* START RECORD EXCERPTS *
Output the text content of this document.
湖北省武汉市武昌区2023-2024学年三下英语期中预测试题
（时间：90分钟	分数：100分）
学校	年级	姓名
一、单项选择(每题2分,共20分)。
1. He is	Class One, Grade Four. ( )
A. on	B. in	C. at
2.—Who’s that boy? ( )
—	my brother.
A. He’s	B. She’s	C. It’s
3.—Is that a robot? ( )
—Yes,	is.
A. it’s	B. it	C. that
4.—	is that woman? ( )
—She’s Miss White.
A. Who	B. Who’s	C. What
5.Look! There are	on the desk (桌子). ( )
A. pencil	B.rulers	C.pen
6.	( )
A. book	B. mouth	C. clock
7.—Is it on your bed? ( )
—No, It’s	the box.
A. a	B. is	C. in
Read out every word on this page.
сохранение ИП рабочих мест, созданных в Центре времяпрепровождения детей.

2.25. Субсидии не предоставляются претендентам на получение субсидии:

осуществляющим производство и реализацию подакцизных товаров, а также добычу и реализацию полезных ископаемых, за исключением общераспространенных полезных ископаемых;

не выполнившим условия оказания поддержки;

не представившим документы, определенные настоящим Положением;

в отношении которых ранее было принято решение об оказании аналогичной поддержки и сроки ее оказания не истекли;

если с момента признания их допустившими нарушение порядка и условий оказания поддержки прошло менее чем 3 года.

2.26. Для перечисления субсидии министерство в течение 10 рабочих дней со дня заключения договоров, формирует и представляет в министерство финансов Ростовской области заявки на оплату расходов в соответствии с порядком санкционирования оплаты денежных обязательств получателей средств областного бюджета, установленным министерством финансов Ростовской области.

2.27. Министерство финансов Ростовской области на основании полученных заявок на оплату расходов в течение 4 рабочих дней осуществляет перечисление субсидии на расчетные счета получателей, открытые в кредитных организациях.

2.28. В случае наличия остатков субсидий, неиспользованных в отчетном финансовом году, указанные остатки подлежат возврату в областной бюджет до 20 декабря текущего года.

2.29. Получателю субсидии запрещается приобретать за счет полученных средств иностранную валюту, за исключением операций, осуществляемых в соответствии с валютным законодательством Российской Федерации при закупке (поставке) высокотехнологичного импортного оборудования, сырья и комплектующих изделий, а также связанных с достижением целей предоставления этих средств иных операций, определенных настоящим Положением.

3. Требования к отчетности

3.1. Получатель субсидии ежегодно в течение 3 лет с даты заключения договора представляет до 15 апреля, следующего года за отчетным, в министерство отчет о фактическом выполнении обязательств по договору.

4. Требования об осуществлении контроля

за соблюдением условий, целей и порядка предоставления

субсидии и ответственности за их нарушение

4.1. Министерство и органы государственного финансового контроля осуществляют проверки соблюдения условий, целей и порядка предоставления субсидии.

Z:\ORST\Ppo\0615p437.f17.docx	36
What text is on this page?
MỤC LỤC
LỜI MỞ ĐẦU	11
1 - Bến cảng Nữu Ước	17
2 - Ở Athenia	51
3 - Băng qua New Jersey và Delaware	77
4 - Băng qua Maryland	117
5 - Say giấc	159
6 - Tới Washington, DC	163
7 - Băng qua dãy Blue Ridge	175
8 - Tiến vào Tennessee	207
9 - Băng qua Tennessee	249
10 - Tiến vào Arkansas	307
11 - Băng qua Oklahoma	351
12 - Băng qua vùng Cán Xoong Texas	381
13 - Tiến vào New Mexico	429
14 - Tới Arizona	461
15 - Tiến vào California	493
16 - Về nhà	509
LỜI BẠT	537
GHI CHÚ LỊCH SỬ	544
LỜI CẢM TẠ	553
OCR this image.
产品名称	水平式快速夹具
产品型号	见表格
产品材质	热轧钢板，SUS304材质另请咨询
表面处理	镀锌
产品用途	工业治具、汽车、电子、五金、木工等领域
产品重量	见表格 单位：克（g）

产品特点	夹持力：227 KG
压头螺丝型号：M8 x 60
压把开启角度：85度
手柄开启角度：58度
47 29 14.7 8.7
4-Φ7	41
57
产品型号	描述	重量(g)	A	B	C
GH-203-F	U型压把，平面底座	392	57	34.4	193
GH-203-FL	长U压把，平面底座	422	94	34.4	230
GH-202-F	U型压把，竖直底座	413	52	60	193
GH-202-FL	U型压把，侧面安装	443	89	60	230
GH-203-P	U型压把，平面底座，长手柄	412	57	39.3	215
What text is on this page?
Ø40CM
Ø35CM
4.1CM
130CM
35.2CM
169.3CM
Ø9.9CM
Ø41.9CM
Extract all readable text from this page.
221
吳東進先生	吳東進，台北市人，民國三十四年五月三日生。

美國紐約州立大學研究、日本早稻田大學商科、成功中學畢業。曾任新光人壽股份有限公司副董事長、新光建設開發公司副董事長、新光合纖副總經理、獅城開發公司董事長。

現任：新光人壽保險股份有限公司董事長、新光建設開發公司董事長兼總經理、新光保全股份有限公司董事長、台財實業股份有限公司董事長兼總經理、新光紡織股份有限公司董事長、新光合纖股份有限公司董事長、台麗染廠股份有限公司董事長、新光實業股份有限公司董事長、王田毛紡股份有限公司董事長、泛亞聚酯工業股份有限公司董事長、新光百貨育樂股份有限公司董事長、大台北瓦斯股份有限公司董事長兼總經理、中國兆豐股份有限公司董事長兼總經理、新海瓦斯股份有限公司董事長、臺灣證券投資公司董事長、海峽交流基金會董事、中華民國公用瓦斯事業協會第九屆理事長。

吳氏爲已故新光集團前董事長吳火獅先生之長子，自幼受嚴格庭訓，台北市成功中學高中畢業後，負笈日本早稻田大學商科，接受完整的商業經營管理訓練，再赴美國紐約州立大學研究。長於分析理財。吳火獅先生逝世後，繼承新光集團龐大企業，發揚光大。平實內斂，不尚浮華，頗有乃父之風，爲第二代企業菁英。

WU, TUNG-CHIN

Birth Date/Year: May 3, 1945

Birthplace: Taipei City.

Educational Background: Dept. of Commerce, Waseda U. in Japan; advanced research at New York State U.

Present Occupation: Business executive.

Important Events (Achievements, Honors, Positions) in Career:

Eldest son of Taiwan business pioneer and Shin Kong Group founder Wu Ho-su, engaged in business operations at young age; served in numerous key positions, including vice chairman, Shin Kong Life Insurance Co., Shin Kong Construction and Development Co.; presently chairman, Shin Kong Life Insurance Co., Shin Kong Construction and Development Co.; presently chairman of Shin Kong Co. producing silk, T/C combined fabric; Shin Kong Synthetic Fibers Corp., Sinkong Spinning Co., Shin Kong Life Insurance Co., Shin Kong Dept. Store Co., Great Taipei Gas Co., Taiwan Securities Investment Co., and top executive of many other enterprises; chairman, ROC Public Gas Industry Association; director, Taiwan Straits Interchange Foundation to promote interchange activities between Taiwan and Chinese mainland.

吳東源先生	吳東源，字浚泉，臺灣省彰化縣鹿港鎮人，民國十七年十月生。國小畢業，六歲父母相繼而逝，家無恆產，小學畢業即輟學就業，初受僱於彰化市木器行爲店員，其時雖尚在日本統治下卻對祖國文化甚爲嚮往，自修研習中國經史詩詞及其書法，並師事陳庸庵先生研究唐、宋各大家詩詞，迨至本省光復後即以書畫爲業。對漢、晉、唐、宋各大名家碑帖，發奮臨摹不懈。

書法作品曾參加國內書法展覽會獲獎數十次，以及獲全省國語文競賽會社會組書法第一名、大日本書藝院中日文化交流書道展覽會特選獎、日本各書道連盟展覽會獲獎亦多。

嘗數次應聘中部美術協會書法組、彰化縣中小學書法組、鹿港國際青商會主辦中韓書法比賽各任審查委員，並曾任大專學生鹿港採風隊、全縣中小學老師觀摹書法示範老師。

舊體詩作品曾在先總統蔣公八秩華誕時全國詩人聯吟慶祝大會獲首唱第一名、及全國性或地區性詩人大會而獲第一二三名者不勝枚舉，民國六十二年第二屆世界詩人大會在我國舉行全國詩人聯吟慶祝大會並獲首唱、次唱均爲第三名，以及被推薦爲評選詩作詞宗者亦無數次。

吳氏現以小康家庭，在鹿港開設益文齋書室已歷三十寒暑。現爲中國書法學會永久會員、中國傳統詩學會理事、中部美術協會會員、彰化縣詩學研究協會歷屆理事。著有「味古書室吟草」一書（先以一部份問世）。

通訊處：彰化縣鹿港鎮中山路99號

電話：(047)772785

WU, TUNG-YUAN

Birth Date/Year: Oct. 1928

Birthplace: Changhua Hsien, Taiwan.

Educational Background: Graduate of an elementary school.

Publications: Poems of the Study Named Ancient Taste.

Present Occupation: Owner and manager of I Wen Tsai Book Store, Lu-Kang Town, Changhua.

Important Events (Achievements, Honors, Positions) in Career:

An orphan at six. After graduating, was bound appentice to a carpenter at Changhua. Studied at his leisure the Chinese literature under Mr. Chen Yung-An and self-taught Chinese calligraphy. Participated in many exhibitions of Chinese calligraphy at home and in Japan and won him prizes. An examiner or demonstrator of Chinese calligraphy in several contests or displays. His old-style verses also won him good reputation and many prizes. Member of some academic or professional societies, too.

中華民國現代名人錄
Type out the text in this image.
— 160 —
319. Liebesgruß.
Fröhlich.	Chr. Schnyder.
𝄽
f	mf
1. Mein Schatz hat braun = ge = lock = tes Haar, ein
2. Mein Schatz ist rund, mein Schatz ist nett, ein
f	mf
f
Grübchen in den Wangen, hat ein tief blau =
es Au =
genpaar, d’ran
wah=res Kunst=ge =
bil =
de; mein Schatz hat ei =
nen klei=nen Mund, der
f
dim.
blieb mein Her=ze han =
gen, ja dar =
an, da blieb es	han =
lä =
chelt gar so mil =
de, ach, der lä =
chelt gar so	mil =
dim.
* END RECORD EXCERPTS *
AIM OF THE TASK: Check each line above for the string "Changhua" and show the ones that have it.

CORRECT OUTPUT:
Birthplace: Changhua Hsien, Taiwan.
Present Occupation: Owner and manager of I Wen Tsai Book Store, Lu-Kang Town, Changhua.
An orphan at six. After graduating, was bound appentice to a carpenter at Changhua. Studied at his leisure the Chinese literature under Mr. Chen Yung-An and self-taught Chinese calligraphy. Participated in many exhibitions of Chinese calligraphy at home and in Japan and won him prizes. An examiner or demonstrator of Chinese calligraphy in several contests or displays. His old-style verses also won him good reputation and many prizes. Member of some academic or professional societies, too.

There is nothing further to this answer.